[What to do]: Write out every line below that includes the word "right".

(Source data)
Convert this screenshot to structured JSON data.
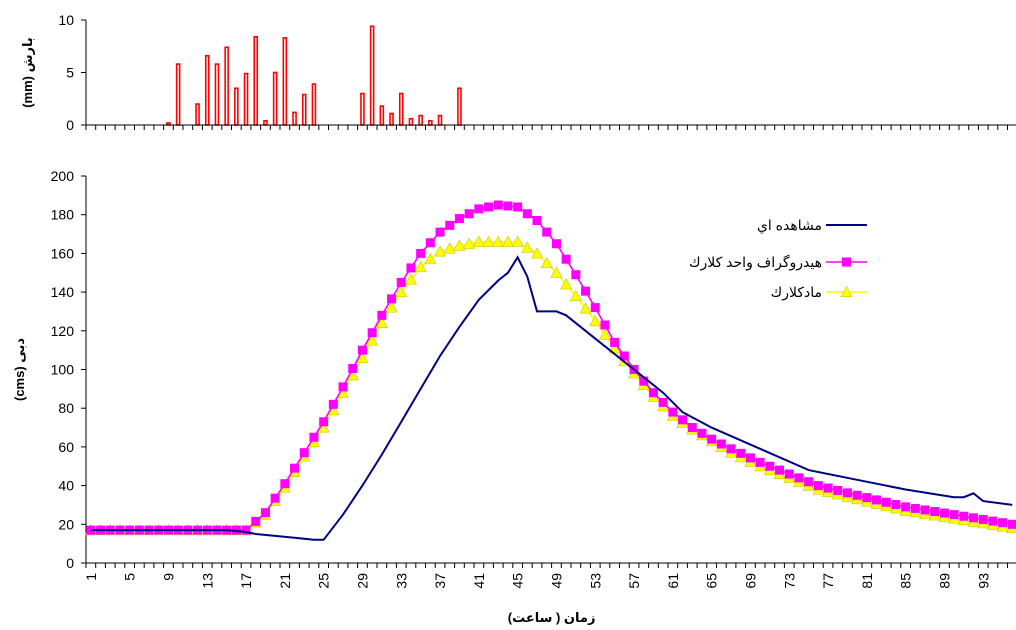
{
  "chart_data": [
    {
      "type": "bar",
      "panel": "top",
      "ylabel": "بارش (mm)",
      "ylim": [
        0,
        10
      ],
      "yticks": [
        0,
        5,
        10
      ],
      "x": [
        9,
        10,
        12,
        13,
        14,
        15,
        16,
        17,
        18,
        19,
        20,
        21,
        22,
        23,
        24,
        29,
        30,
        31,
        32,
        33,
        34,
        35,
        36,
        37,
        39
      ],
      "values": [
        0.2,
        5.8,
        2.0,
        6.6,
        5.8,
        7.4,
        3.5,
        4.9,
        8.4,
        0.4,
        5.0,
        8.3,
        1.2,
        2.9,
        3.9,
        3.0,
        9.4,
        1.8,
        1.1,
        3.0,
        0.6,
        0.9,
        0.4,
        0.9,
        3.5
      ],
      "color": "#ff0000",
      "grid": false
    },
    {
      "type": "line",
      "panel": "bottom",
      "xlabel": "زمان (   ساعت)",
      "ylabel": "دبی  (cms)",
      "ylim": [
        0,
        200
      ],
      "yticks": [
        0,
        20,
        40,
        60,
        80,
        100,
        120,
        140,
        160,
        180,
        200
      ],
      "xlim": [
        1,
        96
      ],
      "xticks": [
        1,
        5,
        9,
        13,
        17,
        21,
        25,
        29,
        33,
        37,
        41,
        45,
        49,
        53,
        57,
        61,
        65,
        69,
        73,
        77,
        81,
        85,
        89,
        93
      ],
      "legend_position": "top-right",
      "grid": false,
      "series": [
        {
          "name": "مشاهده اي",
          "color": "#000080",
          "marker": "none",
          "x": [
            1,
            15,
            17,
            18,
            20,
            22,
            24,
            25,
            27,
            29,
            31,
            33,
            35,
            37,
            39,
            41,
            43,
            44,
            45,
            46,
            47,
            48,
            49,
            50,
            52,
            54,
            57,
            60,
            62,
            65,
            70,
            75,
            80,
            85,
            90,
            91,
            92,
            93,
            96
          ],
          "y": [
            17,
            17,
            16,
            15,
            14,
            13,
            12,
            12,
            25,
            40,
            56,
            73,
            90,
            107,
            122,
            136,
            146,
            150,
            158,
            148,
            130,
            130,
            130,
            128,
            120,
            112,
            100,
            88,
            78,
            70,
            59,
            48,
            43,
            38,
            34,
            34,
            36,
            32,
            30
          ]
        },
        {
          "name": "هيدروگراف واحد كلارك",
          "color": "#ff00ff",
          "marker": "square",
          "x": [
            1,
            17,
            19,
            21,
            23,
            25,
            27,
            29,
            31,
            33,
            35,
            37,
            39,
            41,
            43,
            45,
            47,
            49,
            51,
            53,
            55,
            57,
            59,
            61,
            63,
            65,
            67,
            70,
            73,
            76,
            80,
            85,
            90,
            96
          ],
          "y": [
            17,
            17,
            26,
            41,
            57,
            73,
            91,
            110,
            128,
            145,
            160,
            171,
            178,
            183,
            185,
            184,
            177,
            165,
            149,
            132,
            114,
            100,
            88,
            78,
            70,
            64,
            59,
            52,
            46,
            40,
            35,
            29,
            25,
            20
          ]
        },
        {
          "name": "مادكلارك",
          "color": "#ffff00",
          "marker": "triangle",
          "x": [
            1,
            17,
            19,
            21,
            23,
            25,
            27,
            29,
            31,
            33,
            35,
            37,
            39,
            41,
            43,
            45,
            47,
            49,
            51,
            53,
            55,
            57,
            59,
            61,
            63,
            65,
            67,
            70,
            73,
            76,
            80,
            85,
            90,
            96
          ],
          "y": [
            17,
            17,
            25,
            39,
            55,
            70,
            88,
            106,
            124,
            140,
            153,
            161,
            164,
            166,
            166,
            166,
            160,
            150,
            138,
            125,
            111,
            98,
            86,
            76,
            69,
            63,
            57,
            50,
            44,
            38,
            33,
            27,
            23,
            18
          ]
        }
      ]
    }
  ]
}
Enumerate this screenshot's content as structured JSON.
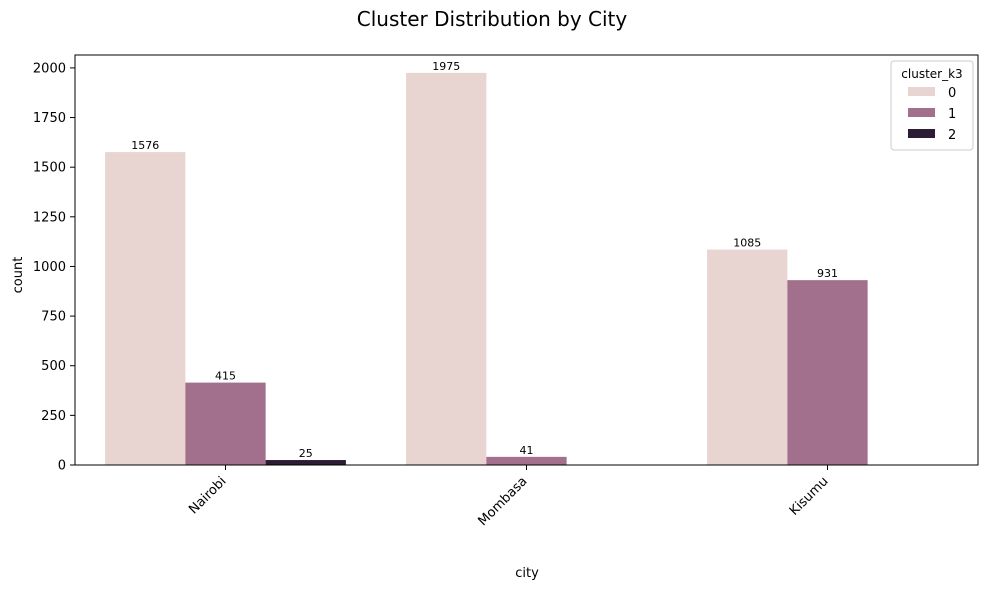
{
  "chart_data": {
    "type": "bar",
    "title": "Cluster Distribution by City",
    "xlabel": "city",
    "ylabel": "count",
    "categories": [
      "Nairobi",
      "Mombasa",
      "Kisumu"
    ],
    "ylim": [
      0,
      2065
    ],
    "yticks": [
      0,
      250,
      500,
      750,
      1000,
      1250,
      1500,
      1750,
      2000
    ],
    "grid": false,
    "legend": {
      "title": "cluster_k3",
      "placement": "top-right"
    },
    "xtick_rotation_deg": 45,
    "series": [
      {
        "name": "0",
        "color": "#e8d4d0",
        "values": [
          1576,
          1975,
          1085
        ]
      },
      {
        "name": "1",
        "color": "#a2708c",
        "values": [
          415,
          41,
          931
        ]
      },
      {
        "name": "2",
        "color": "#2c1d35",
        "values": [
          25,
          null,
          null
        ]
      }
    ],
    "data_labels": [
      [
        "1576",
        "1975",
        "1085"
      ],
      [
        "415",
        "41",
        "931"
      ],
      [
        "25",
        null,
        null
      ]
    ]
  }
}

[Answer to the problem]:
      "legend_position": "top-right",
      "placement": "top-right"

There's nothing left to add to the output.